PROMPT — Do any lines in the data below contain "this"? If so, copy every one of them.

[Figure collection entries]

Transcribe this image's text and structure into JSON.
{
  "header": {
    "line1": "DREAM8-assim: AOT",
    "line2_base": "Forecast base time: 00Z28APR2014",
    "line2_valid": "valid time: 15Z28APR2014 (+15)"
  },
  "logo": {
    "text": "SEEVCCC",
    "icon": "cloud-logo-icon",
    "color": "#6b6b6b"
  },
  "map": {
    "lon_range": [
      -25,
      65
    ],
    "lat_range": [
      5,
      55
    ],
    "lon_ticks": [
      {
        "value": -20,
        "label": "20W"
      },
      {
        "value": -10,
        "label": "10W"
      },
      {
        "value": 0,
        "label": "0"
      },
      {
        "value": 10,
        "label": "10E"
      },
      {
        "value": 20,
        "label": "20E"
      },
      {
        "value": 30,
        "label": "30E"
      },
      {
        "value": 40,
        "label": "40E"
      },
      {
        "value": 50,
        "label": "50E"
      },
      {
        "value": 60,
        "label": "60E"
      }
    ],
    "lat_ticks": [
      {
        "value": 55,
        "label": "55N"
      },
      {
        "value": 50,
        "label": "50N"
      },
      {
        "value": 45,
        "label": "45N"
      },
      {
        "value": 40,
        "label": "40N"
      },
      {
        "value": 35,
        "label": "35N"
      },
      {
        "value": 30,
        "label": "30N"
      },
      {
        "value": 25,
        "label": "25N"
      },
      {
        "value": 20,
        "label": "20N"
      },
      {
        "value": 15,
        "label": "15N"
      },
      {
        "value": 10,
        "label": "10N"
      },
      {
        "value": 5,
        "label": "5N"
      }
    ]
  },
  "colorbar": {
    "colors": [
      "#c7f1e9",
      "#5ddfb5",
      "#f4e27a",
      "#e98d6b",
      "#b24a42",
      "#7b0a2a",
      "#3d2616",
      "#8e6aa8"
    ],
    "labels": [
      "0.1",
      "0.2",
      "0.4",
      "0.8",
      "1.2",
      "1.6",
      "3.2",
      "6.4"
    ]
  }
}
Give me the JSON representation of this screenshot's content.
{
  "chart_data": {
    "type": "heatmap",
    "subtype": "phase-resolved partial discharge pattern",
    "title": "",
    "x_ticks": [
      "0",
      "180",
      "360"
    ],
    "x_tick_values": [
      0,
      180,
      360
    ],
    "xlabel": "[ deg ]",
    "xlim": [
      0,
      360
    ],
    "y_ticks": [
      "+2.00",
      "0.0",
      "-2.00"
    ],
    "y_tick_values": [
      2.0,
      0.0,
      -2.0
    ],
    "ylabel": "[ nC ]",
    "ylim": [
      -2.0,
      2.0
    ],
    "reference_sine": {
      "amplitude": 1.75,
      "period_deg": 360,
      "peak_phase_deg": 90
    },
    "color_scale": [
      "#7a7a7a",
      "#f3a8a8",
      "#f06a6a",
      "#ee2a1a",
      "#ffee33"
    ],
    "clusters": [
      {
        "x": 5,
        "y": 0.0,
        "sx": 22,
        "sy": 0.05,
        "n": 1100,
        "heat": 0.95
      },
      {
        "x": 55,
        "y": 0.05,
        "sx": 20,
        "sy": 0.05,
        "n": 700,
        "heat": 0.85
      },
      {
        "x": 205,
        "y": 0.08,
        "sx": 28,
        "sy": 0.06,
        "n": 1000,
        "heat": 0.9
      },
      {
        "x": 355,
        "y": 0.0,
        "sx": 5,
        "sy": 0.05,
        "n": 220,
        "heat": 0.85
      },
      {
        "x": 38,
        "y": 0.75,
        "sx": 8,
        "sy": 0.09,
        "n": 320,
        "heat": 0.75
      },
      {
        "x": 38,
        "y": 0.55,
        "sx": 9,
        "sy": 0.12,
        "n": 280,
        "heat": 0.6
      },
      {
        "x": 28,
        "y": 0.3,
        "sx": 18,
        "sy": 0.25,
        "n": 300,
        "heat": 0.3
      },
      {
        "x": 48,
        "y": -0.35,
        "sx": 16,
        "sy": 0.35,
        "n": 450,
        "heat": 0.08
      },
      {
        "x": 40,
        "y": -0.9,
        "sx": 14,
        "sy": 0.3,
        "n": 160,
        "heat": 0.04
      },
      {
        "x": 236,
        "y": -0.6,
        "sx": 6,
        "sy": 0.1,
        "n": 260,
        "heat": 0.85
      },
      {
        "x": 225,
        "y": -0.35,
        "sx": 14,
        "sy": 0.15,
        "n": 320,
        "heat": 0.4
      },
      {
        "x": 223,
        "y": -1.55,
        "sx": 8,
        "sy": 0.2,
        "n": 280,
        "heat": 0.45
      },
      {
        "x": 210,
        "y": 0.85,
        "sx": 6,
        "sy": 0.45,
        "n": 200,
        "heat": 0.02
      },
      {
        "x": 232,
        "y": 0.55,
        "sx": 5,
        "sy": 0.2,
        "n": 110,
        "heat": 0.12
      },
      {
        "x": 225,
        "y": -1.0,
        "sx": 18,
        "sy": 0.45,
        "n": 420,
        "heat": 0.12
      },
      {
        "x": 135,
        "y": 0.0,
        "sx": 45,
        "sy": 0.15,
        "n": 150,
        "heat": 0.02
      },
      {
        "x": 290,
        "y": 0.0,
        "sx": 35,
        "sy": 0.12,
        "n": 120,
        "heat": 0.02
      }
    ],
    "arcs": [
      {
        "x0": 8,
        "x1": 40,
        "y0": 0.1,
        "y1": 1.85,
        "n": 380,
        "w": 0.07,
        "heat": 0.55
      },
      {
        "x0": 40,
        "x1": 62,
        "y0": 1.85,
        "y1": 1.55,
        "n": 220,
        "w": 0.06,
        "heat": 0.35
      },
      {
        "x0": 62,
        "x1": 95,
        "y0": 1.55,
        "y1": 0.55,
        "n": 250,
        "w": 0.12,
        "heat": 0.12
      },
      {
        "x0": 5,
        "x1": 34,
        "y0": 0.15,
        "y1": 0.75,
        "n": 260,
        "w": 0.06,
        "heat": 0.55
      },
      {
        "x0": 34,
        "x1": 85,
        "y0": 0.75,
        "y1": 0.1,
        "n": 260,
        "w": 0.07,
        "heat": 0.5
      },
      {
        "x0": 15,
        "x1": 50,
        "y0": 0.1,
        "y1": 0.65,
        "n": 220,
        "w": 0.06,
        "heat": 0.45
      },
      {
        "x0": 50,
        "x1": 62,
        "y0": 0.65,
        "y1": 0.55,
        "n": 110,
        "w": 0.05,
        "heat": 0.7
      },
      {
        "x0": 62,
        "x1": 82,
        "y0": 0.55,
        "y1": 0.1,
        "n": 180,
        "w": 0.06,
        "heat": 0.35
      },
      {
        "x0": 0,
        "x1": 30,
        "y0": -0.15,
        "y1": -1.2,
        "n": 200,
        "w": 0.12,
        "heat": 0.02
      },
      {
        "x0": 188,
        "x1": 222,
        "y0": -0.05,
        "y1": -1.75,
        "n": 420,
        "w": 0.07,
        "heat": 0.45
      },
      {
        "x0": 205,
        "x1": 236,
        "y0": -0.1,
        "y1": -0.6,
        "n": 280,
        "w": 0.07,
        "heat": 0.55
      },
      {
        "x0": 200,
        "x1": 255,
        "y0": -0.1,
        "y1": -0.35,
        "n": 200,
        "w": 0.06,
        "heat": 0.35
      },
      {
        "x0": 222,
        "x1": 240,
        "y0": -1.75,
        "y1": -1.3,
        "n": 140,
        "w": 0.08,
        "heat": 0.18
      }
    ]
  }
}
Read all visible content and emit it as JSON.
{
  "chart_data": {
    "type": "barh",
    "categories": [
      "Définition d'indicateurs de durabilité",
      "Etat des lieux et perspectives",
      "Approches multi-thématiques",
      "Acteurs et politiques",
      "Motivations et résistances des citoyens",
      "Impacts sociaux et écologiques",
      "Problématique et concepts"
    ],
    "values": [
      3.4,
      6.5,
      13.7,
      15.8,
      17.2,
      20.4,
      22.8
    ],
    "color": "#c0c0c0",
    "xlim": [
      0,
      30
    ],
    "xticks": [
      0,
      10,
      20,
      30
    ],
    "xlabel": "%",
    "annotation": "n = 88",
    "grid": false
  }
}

COMPLETE ANSWER —
Transcribe this image's text and structure into JSON.
Give me the JSON representation of this screenshot's content.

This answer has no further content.